_Material supplied:_
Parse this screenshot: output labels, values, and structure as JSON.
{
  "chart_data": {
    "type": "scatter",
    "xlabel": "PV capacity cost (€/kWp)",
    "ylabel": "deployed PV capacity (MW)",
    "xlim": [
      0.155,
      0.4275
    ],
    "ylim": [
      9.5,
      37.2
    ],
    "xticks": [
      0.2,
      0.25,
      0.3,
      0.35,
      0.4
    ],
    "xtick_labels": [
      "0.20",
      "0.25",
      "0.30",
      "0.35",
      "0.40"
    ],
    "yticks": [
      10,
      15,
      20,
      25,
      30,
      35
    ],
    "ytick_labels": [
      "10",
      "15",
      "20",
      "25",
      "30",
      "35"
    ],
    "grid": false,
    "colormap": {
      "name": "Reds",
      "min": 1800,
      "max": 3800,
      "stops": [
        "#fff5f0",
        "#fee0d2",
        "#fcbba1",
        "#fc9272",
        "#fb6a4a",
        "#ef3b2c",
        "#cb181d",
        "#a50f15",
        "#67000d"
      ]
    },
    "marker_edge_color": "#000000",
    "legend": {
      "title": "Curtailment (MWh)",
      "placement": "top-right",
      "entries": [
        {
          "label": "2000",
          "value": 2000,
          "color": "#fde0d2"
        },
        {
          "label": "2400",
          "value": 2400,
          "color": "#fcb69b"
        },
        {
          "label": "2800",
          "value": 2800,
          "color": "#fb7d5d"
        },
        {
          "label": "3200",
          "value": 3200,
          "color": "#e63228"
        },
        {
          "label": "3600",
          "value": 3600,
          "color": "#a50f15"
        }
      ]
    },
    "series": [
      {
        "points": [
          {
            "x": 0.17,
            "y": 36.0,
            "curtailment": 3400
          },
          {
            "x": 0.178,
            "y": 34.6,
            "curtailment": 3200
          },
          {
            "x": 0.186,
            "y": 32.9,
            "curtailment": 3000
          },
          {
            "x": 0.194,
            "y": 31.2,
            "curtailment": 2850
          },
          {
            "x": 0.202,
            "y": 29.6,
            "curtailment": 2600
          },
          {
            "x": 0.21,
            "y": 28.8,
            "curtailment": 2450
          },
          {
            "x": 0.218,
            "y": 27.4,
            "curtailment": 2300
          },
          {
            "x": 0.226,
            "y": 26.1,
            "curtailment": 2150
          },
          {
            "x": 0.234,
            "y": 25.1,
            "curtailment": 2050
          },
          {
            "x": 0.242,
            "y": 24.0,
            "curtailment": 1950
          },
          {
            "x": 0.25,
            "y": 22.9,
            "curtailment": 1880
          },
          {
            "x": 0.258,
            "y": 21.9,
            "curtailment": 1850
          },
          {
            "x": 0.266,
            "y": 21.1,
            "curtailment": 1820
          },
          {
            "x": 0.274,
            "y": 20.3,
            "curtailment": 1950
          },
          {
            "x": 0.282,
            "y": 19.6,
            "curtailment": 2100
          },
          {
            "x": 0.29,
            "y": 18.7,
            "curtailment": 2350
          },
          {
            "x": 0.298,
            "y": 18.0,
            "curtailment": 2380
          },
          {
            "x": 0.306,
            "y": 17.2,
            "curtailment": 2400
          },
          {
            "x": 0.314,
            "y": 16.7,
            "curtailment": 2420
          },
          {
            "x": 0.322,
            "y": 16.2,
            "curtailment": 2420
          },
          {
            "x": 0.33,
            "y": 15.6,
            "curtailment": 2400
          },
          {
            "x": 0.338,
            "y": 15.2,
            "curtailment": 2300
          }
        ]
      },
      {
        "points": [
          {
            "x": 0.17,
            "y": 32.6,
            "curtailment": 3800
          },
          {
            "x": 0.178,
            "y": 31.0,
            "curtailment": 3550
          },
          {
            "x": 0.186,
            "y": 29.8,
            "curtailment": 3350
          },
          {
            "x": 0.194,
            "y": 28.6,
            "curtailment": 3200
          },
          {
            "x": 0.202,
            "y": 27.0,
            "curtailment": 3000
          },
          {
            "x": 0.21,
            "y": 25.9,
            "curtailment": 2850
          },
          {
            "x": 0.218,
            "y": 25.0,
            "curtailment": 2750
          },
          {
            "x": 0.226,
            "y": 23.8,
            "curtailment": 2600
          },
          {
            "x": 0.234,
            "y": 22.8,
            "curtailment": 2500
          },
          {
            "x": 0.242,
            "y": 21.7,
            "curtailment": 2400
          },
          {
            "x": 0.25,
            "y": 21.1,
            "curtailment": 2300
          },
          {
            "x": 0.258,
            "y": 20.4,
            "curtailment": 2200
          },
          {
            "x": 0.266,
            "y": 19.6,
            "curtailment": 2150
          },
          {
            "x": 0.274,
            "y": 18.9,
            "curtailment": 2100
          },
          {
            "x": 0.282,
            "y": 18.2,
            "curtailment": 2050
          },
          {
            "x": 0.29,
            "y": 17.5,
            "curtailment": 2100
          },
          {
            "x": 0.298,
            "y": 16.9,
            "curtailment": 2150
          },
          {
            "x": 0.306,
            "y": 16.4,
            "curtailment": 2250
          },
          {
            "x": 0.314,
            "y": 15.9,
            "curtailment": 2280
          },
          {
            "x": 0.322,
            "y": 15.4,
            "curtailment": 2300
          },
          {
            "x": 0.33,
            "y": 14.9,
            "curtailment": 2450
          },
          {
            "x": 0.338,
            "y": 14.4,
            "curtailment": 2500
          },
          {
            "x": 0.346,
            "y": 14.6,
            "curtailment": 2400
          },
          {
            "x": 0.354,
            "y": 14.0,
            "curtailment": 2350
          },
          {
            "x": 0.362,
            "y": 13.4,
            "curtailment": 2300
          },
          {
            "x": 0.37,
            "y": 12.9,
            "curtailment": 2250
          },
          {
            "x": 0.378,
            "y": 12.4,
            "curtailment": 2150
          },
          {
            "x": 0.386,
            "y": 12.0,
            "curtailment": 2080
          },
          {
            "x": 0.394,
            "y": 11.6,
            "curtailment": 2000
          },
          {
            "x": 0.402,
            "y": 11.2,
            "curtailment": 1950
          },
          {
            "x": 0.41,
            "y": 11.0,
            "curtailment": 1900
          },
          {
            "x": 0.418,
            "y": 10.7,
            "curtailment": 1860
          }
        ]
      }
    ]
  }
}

_Work required:_
Go through the material and select each line with the string "capacity" in it.

_Written response:_
    "xlabel": "PV capacity cost (€/kWp)",
    "ylabel": "deployed PV capacity (MW)",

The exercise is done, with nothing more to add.